● Task prompt
Please rewrite the stretch of the data science article from "Focusing on transportation, Frias-Martinez" through "action in Baltimore.", changing "grant proposals" to "funding proposals".

● Extracted text
────────────────────────────────────────

Part of her work in data science is supported by a National Science Foundation (NSF) CAREER award, one of the nation’s most prestigious honors for early-career faculty.
Frias-Martinez and a team of students have also been analyzing geolocation data of Twitter users that were displaced by Hurricanes Irma, Maria and Harvey in 2017.
“We’re interested in seeing not only the immediate impact in terms of displacement, but also how long does it take for communities to recover, or acquire different behaviors,” she says.
Lingzi Hong, a doctoral student in data science, is helping Frias-Martinez analyze hurricane victims’ tweets for patterns in mobility, communication and psychological mindset.
Hong says her favorite part of working with Frias-Martinez is the encouragement she receives, always being pushed to keep the big picture in mind when analyzing data.
“[Frias-Martinez] always has great ideas about which direction to go,” says Hong. “She’ll ask, ‘Do you think it is meaningful to do that? Can you relate it to some kind of practical questions instead of just working on this data?’ She taught me a lot about this high-level thinking.”
Although Frias-Martinez’s research usually has an international focus, she has recently applied her passion for cycling and knack for analyzing data to Washington, D.C., where she currently lives.
Dubbed the Cycling Safety Project, students in her Urban Computing Lab created an interactive color-coded map of the safest streets to bike in the nation’s capital.
The students biked around the city with Go Pro cameras on their helmets, then uploaded their videos to a crowdsourcing website where nearly 200 D.C. residents rated how safe the streets appeared for cyclists. Next, the students combined their own data with open-source data sets such as parking violations and crime rates.
Crunching all of the data together has allowed the team to identify D.C.’s safest streets for cyclists.
Communicating directly with cyclists through outreach events was his favorite part of the project, says Wu.
“They were very excited about what we were doing, and I can feel the value of our data driven approach to cycling safety,” he says. “It’s very rewarding to find that this data project can have an impact on the real world.”
Smart City Solutions
Baltimore is another locale where Frias-Martinez wants to apply her data collection techniques.
Through a $100,000 NSF planning grant, she and a team of researchers interviewed low-income Baltimore residents on how to meet their needs with smart city solutions.
“It’s been the smallest grant I’ve had from NSF, but it’s been the most useful,” says Frias-Martinez.
The planning grant allowed her team to use a “human-centric” approach by developing relationships with community organizations and residents, as opposed to just trying to incorporate the latest technologies into the city.
“If you look at smart cities right now in the U.S. and elsewhere, the planning is heavily focused on the technology side,” she says. “How many different sensors can we put in a city? Can we have a smart light, a smart trash can, and a smart kiosk in the corner?”
But those technologies might not necessarily help the people who are most in need, she says. For example, residents said that they would not stop and look at a smart kiosk in West Baltimore out of safety concerns.
“I don’t think anyone had sat down with the people in the city to understand their real needs,” Frias-Martinez says. “But [those needs] were pretty obvious things—like the fact that public transportation was not reliable.”
Focusing on transportation, Frias-Martinez is hoping to apply her GPS data collection techniques to Baltimore by showing show that it might take an individual several busses, and numerous hours, to reach their destination. This type of quantitative data would add to the qualitative data of resident complaints that her team has already collected.
Frias-Martinez’s team is currently in the process of submitting several grant proposals to hopefully put their ideas into action in Baltimore.
“Data science can make a difference in people’s lives. We think that is what good science is all about,” she says.

────────────────────────────────────────

● Dataset records
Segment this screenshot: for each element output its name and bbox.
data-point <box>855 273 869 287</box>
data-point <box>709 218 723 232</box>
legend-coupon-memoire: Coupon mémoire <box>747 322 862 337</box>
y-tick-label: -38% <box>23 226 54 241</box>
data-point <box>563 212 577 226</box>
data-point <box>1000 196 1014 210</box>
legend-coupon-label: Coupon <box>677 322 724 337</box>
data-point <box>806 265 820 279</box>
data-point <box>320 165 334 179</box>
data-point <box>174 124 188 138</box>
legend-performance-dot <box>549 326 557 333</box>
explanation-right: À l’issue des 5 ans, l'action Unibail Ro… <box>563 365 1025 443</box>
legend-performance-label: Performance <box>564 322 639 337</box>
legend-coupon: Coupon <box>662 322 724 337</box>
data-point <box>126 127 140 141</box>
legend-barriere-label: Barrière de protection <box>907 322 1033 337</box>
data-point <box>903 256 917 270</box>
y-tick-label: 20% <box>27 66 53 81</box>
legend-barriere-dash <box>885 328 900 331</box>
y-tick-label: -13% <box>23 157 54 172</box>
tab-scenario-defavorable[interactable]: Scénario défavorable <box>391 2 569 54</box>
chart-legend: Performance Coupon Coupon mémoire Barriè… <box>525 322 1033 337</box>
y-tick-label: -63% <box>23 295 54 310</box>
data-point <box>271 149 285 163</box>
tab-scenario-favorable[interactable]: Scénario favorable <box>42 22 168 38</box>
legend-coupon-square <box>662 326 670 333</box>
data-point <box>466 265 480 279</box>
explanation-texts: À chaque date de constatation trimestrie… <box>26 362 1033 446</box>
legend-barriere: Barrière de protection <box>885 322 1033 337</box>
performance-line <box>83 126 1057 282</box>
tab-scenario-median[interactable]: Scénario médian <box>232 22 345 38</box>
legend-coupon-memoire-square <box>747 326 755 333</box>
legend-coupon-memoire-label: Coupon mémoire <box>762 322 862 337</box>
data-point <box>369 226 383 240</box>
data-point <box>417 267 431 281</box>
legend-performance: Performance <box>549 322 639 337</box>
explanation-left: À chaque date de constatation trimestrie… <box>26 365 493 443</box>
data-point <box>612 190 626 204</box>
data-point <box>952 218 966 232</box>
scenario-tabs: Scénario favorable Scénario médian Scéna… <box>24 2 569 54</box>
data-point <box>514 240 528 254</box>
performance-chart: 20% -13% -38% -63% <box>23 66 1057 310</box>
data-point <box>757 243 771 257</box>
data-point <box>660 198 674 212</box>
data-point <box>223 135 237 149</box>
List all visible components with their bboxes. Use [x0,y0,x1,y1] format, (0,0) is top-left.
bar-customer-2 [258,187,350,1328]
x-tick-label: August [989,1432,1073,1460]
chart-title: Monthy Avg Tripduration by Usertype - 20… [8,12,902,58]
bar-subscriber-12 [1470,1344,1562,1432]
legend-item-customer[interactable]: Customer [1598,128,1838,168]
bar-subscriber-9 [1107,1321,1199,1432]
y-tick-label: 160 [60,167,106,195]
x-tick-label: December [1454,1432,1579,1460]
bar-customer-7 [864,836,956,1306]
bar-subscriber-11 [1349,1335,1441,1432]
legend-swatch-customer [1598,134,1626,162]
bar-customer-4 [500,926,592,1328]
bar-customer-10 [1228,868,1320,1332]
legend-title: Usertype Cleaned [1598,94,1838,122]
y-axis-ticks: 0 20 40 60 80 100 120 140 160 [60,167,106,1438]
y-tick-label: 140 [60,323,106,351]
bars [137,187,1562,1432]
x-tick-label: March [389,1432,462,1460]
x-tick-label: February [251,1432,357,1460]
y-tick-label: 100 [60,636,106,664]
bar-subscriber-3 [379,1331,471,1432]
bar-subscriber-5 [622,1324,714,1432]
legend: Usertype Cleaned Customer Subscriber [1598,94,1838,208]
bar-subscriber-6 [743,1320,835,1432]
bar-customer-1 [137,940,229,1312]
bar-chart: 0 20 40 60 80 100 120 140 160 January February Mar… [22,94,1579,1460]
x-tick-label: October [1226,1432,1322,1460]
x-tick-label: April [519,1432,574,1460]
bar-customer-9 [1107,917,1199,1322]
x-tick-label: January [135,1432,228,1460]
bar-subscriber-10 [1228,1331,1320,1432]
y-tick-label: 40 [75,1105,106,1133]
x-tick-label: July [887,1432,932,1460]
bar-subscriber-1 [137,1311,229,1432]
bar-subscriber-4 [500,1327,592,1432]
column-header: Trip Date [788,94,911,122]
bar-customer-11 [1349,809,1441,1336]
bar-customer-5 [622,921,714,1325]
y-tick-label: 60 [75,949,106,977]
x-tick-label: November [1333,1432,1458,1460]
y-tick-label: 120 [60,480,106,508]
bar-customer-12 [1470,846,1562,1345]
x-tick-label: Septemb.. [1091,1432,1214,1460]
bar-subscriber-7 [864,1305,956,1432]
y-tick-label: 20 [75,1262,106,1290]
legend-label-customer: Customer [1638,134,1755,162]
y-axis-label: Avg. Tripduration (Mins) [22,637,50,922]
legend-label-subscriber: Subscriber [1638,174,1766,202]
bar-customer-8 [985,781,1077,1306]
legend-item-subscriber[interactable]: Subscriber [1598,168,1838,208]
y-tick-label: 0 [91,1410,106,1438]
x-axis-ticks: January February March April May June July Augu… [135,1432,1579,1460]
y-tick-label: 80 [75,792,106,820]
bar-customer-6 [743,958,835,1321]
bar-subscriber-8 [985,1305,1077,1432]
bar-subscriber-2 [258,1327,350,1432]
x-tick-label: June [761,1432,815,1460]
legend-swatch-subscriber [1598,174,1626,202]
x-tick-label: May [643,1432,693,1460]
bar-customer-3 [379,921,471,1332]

────────────────────────────────────────

● Exercise output
Focusing on transportation, Frias-Martinez is hoping to apply her GPS data collection techniques to Baltimore by showing show that it might take an individual several busses, and numerous hours, to reach their destination. This type of quantitative data would add to the qualitative data of resident complaints that her team has already collected.
Frias-Martinez’s team is currently in the process of submitting several funding proposals to hopefully put their ideas into action in Baltimore.